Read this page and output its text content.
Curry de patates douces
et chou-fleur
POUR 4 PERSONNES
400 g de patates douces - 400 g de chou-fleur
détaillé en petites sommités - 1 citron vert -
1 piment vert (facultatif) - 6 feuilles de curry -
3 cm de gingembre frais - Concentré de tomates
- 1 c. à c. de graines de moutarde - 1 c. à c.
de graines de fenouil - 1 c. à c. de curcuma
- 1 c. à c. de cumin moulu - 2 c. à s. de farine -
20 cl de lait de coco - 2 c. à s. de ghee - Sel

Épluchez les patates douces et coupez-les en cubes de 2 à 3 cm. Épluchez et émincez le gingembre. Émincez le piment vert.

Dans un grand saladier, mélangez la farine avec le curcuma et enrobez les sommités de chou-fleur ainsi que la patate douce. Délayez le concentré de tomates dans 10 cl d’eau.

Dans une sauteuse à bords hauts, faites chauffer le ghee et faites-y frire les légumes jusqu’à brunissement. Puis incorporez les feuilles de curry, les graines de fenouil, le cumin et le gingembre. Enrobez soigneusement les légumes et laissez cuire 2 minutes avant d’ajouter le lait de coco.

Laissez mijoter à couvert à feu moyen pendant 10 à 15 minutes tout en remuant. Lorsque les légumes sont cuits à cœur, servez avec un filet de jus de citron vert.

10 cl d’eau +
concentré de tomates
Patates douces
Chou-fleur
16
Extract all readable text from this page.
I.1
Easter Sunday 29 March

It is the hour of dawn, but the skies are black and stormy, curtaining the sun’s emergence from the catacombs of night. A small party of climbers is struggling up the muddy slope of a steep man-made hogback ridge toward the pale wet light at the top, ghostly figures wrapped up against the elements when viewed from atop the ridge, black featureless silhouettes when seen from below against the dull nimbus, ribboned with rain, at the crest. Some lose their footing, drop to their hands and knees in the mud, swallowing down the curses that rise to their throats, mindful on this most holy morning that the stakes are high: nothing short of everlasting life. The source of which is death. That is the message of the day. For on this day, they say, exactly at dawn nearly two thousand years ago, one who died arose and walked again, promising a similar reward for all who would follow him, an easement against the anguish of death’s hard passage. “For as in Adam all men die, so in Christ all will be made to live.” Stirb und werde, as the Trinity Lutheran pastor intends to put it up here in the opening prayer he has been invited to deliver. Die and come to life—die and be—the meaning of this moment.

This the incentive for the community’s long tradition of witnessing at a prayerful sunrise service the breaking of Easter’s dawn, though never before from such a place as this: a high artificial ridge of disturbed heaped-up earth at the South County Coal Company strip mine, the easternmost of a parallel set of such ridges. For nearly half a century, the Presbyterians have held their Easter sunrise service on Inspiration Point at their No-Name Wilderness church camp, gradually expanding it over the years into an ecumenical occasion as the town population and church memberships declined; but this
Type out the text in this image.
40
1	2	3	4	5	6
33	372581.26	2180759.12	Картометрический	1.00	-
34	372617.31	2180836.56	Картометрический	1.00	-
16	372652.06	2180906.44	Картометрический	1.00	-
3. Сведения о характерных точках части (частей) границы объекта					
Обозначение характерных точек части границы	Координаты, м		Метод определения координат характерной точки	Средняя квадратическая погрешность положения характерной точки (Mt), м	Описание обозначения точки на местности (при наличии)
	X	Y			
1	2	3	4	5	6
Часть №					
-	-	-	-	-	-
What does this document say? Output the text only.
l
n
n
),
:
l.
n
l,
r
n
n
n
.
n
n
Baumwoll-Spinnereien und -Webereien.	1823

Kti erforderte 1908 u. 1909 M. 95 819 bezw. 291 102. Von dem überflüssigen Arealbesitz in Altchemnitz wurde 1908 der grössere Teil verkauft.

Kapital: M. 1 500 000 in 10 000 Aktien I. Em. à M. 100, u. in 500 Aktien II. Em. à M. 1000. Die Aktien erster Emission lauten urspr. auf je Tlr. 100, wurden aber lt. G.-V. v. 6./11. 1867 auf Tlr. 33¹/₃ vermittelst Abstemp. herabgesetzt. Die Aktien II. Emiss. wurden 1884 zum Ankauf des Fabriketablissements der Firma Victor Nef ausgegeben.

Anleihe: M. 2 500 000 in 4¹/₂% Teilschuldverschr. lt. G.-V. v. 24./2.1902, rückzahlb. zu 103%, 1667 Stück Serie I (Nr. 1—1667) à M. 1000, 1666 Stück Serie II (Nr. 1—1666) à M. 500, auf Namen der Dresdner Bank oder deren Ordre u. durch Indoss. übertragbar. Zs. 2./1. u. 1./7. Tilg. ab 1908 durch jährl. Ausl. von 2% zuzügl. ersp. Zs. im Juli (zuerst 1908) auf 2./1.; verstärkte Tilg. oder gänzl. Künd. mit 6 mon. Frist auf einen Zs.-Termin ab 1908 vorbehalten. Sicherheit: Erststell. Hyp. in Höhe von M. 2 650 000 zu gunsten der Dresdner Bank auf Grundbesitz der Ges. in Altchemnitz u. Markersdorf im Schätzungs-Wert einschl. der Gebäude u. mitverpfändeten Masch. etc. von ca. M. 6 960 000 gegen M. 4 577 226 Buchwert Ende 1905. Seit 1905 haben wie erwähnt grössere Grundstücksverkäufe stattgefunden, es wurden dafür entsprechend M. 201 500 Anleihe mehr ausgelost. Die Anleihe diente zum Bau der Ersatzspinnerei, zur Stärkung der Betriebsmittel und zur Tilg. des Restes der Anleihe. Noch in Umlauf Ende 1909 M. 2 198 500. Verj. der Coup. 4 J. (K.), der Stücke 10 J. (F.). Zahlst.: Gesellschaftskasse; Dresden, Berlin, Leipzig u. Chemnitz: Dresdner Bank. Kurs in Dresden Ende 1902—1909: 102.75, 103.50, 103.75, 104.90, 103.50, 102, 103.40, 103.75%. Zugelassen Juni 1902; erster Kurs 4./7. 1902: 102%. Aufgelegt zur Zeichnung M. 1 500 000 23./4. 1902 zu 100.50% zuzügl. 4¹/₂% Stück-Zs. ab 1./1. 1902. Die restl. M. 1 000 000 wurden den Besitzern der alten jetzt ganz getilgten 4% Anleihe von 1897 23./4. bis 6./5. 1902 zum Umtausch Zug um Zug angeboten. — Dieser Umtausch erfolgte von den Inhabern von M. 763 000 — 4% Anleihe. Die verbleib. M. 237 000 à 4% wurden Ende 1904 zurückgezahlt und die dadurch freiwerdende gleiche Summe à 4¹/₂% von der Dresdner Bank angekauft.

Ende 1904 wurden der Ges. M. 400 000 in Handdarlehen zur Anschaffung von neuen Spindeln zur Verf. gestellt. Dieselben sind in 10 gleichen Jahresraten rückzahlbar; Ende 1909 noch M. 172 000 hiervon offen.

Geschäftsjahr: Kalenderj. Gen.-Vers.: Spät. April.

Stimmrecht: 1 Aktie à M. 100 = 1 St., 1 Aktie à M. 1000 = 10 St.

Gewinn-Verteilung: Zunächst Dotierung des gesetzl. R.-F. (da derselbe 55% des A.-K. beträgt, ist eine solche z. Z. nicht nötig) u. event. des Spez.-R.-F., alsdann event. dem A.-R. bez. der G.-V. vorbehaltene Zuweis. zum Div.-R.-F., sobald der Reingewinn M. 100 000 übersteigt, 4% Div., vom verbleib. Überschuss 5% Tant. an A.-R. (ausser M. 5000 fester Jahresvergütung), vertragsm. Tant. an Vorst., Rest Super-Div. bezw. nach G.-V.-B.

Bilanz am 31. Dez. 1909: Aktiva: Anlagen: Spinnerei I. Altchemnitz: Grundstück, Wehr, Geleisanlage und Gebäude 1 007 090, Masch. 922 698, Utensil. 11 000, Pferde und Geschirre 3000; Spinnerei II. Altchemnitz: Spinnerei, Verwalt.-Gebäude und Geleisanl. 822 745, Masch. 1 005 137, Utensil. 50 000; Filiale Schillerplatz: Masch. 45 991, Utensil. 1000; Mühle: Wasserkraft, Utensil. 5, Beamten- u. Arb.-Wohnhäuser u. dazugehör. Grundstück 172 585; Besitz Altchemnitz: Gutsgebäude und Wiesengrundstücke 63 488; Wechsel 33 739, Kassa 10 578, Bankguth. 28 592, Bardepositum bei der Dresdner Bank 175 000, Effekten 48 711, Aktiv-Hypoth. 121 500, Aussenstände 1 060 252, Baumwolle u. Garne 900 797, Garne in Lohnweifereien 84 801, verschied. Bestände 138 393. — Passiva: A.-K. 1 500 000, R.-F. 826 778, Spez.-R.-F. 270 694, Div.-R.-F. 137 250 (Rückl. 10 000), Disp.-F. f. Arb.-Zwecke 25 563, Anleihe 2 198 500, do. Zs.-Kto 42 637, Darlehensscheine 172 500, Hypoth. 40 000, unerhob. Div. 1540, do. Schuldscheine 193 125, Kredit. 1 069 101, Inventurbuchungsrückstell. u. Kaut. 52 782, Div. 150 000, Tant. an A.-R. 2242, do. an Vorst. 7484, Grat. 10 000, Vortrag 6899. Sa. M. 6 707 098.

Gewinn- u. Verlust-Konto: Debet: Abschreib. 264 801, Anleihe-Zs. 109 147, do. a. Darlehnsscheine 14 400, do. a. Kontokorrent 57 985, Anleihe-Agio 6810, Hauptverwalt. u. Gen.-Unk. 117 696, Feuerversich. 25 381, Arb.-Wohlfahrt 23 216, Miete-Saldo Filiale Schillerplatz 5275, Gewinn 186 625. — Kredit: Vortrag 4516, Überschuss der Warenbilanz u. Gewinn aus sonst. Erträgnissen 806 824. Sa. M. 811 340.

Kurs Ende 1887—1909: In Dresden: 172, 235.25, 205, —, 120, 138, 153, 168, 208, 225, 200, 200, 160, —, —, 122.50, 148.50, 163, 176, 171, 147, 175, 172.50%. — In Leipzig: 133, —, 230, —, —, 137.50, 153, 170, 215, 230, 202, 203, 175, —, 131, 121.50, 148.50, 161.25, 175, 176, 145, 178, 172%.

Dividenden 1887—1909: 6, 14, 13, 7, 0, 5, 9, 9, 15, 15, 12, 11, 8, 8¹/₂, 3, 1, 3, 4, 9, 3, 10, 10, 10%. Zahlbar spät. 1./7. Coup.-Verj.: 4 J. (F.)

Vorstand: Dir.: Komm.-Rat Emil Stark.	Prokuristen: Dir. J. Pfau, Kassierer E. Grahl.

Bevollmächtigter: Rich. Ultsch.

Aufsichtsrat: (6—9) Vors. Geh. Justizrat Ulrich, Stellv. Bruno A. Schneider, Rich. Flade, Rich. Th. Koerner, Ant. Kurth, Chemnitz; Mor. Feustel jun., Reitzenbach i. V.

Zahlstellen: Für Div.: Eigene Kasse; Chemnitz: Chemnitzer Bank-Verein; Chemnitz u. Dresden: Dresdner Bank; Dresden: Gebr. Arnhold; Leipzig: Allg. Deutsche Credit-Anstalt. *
..........
• Your instructions: Locate the word "citron" in the entries, and copy every line where it is found.

• Response to this exercise:
détaillé en petites sommités - 1 citron vert -
Laissez mijoter à couvert à feu moyen pendant 10 à 15 minutes tout en remuant. Lorsque les légumes sont cuits à cœur, servez avec un filet de jus de citron vert.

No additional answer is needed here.